------ GIVEN INFORMATION ------

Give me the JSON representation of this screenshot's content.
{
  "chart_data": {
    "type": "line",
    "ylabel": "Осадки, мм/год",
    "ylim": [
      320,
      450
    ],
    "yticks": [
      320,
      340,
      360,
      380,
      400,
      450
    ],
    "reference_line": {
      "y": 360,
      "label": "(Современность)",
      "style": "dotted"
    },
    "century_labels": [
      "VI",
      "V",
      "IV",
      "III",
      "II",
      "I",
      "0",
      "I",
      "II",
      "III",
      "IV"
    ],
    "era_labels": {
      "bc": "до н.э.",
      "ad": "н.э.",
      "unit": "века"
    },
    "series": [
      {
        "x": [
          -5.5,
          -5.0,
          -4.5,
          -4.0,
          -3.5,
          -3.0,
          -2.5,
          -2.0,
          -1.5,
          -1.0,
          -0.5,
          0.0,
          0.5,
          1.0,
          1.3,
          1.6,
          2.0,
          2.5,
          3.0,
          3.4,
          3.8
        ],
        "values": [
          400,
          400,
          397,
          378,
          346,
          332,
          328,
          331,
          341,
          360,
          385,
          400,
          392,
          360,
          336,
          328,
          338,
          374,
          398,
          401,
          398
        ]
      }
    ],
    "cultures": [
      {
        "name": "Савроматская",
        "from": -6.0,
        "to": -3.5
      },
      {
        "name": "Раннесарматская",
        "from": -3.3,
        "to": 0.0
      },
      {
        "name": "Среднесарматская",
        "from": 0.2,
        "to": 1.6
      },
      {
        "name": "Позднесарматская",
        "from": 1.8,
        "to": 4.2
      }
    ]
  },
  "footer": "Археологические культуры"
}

------

*INSTRUCTIONS TO FOLLOW*: Reproduce the material above exactly; please quote every line of it.

*CORRECT ANSWER*:
Give me the JSON representation of this screenshot's content.
{
  "chart_data": {
    "type": "line",
    "ylabel": "Осадки, мм/год",
    "ylim": [
      320,
      450
    ],
    "yticks": [
      320,
      340,
      360,
      380,
      400,
      450
    ],
    "reference_line": {
      "y": 360,
      "label": "(Современность)",
      "style": "dotted"
    },
    "century_labels": [
      "VI",
      "V",
      "IV",
      "III",
      "II",
      "I",
      "0",
      "I",
      "II",
      "III",
      "IV"
    ],
    "era_labels": {
      "bc": "до н.э.",
      "ad": "н.э.",
      "unit": "века"
    },
    "series": [
      {
        "x": [
          -5.5,
          -5.0,
          -4.5,
          -4.0,
          -3.5,
          -3.0,
          -2.5,
          -2.0,
          -1.5,
          -1.0,
          -0.5,
          0.0,
          0.5,
          1.0,
          1.3,
          1.6,
          2.0,
          2.5,
          3.0,
          3.4,
          3.8
        ],
        "values": [
          400,
          400,
          397,
          378,
          346,
          332,
          328,
          331,
          341,
          360,
          385,
          400,
          392,
          360,
          336,
          328,
          338,
          374,
          398,
          401,
          398
        ]
      }
    ],
    "cultures": [
      {
        "name": "Савроматская",
        "from": -6.0,
        "to": -3.5
      },
      {
        "name": "Раннесарматская",
        "from": -3.3,
        "to": 0.0
      },
      {
        "name": "Среднесарматская",
        "from": 0.2,
        "to": 1.6
      },
      {
        "name": "Позднесарматская",
        "from": 1.8,
        "to": 4.2
      }
    ]
  },
  "footer": "Археологические культуры"
}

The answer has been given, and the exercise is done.